Exercise requirements:
**1)** In the forum thread on accented French names, why does the reply suggest adding fuzziness to the match query? Answer in one to three sentences.
**2)** List every token that the forum thread on accented French names says the suggested index mapping would store for the term "jérémie".
**3)** From the forum thread on accented French names, reproduce word for word the part that opens with the words containing "As for your" and closes with "(to ignore case).".

Text excerpt:
━━━━
Full text search configuration for French names with accents

Hi,

I have a couchbase server with french names (with accents, like Jérémie), and I want to configure a FTS index with autocomplete like features.

I have problems understanding how to configure my index so it ignores accents. I am using french analyzers, normalize_unicode as filters, but how do I configure my index so “je” “jé” “jérém” “jérem” “jrmie” “jeremi”… matches “jérémie” ?

Any hint ?
Thanks a lot

PS : I have used ElasticSearch, so maybe I’m expecting too much from Couchbase ? Not sure CB FTS is as performant as ES FTS.

Hey @jeremieburtin, couchbase FTS does not natively support auto complete but this kind of a thing can be implemented within your application via certain token filters that we provide, as highlighted in this article …

As for your question on how to configure your index to match all the sub strings of “jérémie”, I’d try setting up an index mapping over the field that carries the term, with a custom analyzer using the edge ngram token filter (with min length: 2 and max length: 7) and also the to_lower tokenizer (to ignore case).

Setting up one such index mapping would store the following tokens for the term “jérémie” …

 jé - 423 (1a7) posting byteSize: 18 cardinality: 1
 jér - 462 (1ce) posting byteSize: 18 cardinality: 1
 jéré - 501 (1f5) posting byteSize: 18 cardinality: 1
 jérém - 540 (21c) posting byteSize: 18 cardinality: 1
 jérémi - 579 (243) posting byteSize: 18 cardinality: 1
 jérémie - 618 (26a) posting byteSize: 18 cardinality: 1

Any of these tokens can be searched for.

Note that if you’d like to match terms that aren’t indexed here but are close like “jérem”, “jrmie”, “jeremi”, “je” etc. you could employ fuzziness (edit distance) within your match query.
Here’s a sample match query with fuzziness factor 2 …

{"query": {"match": "jeremi", "field": "name", "fuzziness": 2}}

, or via a query string …

name:jeremi~2

Here’s the sample index mapping …

{
  "type": "fulltext-index",
  "name": "default",
  "uuid": "",
  "sourceType": "couchbase",
  "sourceName": "default",
  "sourceUUID": "",
  "planParams": {
    "maxPartitionsPerPIndex": 171,
  },
  "params": {
    "doc_config": {
      "docid_prefix_delim": "",
      "docid_regexp": "",
      "mode": "type_field",
      "type_field": "type"
    },
    "mapping": {
      "analysis": {
        "analyzers": {
          "custom_unicode": {
            "token_filters": [
              "to_lower",
              "edge_ngram_min_2_max_7"
            ],
            "tokenizer": "unicode",
            "type": "custom"
━━━━
Raw records:

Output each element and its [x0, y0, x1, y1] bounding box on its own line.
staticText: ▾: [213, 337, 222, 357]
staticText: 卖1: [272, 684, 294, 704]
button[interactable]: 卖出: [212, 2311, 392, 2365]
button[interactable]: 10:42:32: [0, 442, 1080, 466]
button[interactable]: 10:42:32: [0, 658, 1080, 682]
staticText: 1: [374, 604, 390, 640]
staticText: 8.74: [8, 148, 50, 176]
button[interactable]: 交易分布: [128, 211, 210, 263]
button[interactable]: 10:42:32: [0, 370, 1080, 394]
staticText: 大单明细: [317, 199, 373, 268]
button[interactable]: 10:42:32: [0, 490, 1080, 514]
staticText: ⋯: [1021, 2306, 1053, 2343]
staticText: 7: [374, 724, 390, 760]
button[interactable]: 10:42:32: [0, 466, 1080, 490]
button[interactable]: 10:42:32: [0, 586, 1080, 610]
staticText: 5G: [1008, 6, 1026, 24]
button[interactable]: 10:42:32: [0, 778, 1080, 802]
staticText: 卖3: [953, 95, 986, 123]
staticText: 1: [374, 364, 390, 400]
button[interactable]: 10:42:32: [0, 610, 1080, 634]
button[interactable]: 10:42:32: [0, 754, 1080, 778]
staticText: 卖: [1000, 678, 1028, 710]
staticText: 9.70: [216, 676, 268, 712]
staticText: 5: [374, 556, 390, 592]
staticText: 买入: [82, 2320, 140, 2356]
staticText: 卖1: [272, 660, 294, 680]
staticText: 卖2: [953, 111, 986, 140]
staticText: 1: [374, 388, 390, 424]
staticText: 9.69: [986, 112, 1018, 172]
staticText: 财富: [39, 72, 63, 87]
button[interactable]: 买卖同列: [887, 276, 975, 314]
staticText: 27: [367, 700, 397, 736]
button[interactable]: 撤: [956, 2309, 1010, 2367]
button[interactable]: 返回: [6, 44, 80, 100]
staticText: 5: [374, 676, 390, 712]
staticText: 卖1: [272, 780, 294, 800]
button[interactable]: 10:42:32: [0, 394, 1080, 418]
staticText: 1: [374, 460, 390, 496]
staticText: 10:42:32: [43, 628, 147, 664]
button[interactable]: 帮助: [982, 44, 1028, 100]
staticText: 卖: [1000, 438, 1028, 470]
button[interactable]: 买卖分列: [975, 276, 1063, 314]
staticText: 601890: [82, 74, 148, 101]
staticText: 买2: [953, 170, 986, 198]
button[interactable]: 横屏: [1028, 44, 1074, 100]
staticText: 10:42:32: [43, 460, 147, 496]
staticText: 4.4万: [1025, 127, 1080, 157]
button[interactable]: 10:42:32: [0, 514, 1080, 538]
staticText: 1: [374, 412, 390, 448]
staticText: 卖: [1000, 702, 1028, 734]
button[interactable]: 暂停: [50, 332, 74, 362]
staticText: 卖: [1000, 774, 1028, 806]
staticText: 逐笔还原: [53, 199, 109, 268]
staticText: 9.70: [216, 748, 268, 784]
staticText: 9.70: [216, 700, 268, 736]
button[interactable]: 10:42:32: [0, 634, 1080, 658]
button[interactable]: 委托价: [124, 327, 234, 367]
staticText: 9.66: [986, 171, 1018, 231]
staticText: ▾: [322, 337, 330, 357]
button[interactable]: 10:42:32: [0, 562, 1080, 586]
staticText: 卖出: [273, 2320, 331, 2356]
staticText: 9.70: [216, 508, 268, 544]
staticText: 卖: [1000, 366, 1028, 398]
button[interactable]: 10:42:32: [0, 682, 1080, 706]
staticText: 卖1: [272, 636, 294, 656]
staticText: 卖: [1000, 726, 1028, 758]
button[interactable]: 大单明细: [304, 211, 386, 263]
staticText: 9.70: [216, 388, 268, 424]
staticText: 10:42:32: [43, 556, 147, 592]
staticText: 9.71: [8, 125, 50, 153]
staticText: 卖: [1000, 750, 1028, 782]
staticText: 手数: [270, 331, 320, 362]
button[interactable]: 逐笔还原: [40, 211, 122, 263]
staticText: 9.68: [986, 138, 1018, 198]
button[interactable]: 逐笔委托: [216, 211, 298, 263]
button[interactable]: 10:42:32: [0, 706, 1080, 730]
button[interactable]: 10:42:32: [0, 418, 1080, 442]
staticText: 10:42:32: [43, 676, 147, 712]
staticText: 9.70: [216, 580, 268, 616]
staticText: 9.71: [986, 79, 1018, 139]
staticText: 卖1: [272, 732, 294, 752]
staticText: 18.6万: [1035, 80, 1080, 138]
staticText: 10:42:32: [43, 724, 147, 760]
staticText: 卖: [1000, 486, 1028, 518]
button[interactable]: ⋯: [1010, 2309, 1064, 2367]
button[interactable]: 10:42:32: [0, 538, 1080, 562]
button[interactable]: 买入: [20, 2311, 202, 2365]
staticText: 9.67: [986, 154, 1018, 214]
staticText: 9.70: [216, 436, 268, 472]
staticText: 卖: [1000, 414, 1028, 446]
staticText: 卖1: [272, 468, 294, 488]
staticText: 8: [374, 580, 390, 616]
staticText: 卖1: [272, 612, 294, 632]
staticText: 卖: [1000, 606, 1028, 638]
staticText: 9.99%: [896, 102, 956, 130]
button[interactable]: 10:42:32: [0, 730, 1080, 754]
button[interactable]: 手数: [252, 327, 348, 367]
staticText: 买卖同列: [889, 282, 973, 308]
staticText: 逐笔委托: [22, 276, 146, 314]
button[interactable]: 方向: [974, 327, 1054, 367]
━━━━
Results for the exercise:
**1)** The edge ngram mapping indexes only prefixes of "jérémie" such as "jé" and "jérém". Close terms that aren't indexed, like "jérem", "jrmie", "jeremi" and "je", would not match. Fuzziness (edit distance) in the match query lets those near terms match as well.

**2)** jé, jér, jéré, jérém, jérémi, jérémie

**3)**
As for your question on how to configure your index to match all the sub strings of “jérémie”, I’d try setting up an index mapping over the field that carries the term, with a custom analyzer using the edge ngram token filter (with min length: 2 and max length: 7) and also the to_lower tokenizer (to ignore case).